- [Excerpted text]
-.-.-

# Crystal (silver persian)



## stormy (Dec 7, 2003)

I finally figured out how to post pics!!! (it only took about 2 months!  )

Here's Crystal, she's a silver persian:


----------



## Lori (Jun 8, 2003)

She looks so silky!


----------



## Joys (Jan 12, 2004)

Ooo! How gorgeous!


----------



## ForJazz (Dec 30, 2003)

*waits for Mike* You better hide Crystal before he gets here...


----------



## Ioana (Jul 12, 2003)

Crystal is so cute and fluffy - I love her jewlery like eyes


----------



## Mike (Jan 27, 2004)

I have absolutely no idea of why Julie would say a thing like that... =_ Just because I am trying to bribe her with chocolate chip cookies, so that I can spirit the beautiful Mia away from her?? Huh, huh, huh? That's no excuse! =_ 

Ohmigosh, Crystal is gorgeous! Surely you have more photos of her???
<Checking Yahoo maps for the shortest/fastest route to Jersey from Indiana, whilst pounding my fist on the desk for more pictures> ****

Peace,
Mike


----------



## stormy (Dec 7, 2003)

Mike said:


> I have absolutely no idea of why Julie would say a thing like that... =_ Just because I am trying to bribe her with chocolate chip cookies, so that I can spirit the beautiful Mia away from her?? Huh, huh, huh? That's no excuse! =_
> 
> Ohmigosh, Crystal is gorgeous! Surely you have more photos of her???
> <Checking Yahoo maps for the shortest/fastest route to Jersey from Indiana, whilst pounding my fist on the desk for more pictures> ****
> ...


 :lol: LOL, you might have a tough time trying to find her, she,s just terrifed of strangers(poor girl!) she runs like lightening if anyone approaches the door!

Here's a couple more pics:


----------



## Mike (Jan 27, 2004)

My Angel is not real eager to meet new people, either.

Crystal is cute, so whenever you have pictures, be sure to post them.

Peace,
Mike


----------



## kitkat (Sep 22, 2003)

She is very pretty, and I'm sure Mike will be there sometime soon, he is probably driving there as I type......... :lol:


----------



## queen of the nile (Aug 16, 2003)

I can't believe how white and pristine she looks! One of my kitties has white paws and they are always dirty :roll: . Crystal looks very sweet.


----------



## Mike (Jan 27, 2004)

kitkat said:


> She is very pretty, and I'm sure Mike will there sometime soon, he is probably driving there as I type......... :lol:


Just as soon as I can figure out a way to lure Twinkie out here, we will be off to get Crystal...

**** 

Peace,
Mike


----------



## Jeanie (Jun 18, 2003)

You just can't trust some people when it comes to catnapping! :wink:


----------



## stormy (Dec 7, 2003)

queen of the nile said:


> I can't believe how white and pristine she looks! One of my kitties has white paws and they are always dirty :roll: . Crystal looks very sweet.


Actually that last pic is the only one I have where her feet look good, LOL!!! :lol: 
I have 2 other cats that have white feet and theirs are spotless, Crystals on the other hand.... :roll:


----------



## stormy (Dec 7, 2003)

-.-.-

- [Given information]
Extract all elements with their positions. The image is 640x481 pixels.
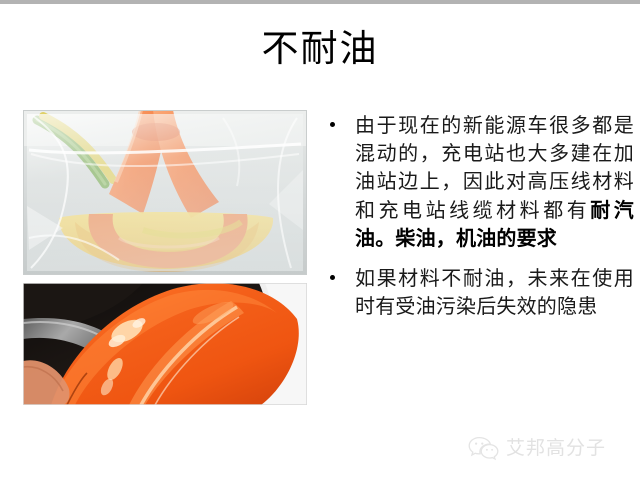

-.-.-

- [Tasks to carry out]
• A. In the forum thread about Crystal, how many other cats with white feet does stormy mention having?
• B. Please reproduce word for word the part of the forum thread about Crystal that opens with the words containing "She is very pretty, and I'm sure Mike will be" and closes with "(Aug 16, 2003)".
Answer from the forum thread about Crystal alone, not from the material.

- [Solutions to the tasks]
• A. Two other cats.

• B.
She is very pretty, and I'm sure Mike will be there sometime soon, he is probably driving there as I type......... :lol:


----------



## queen of the nile (Aug 16, 2003)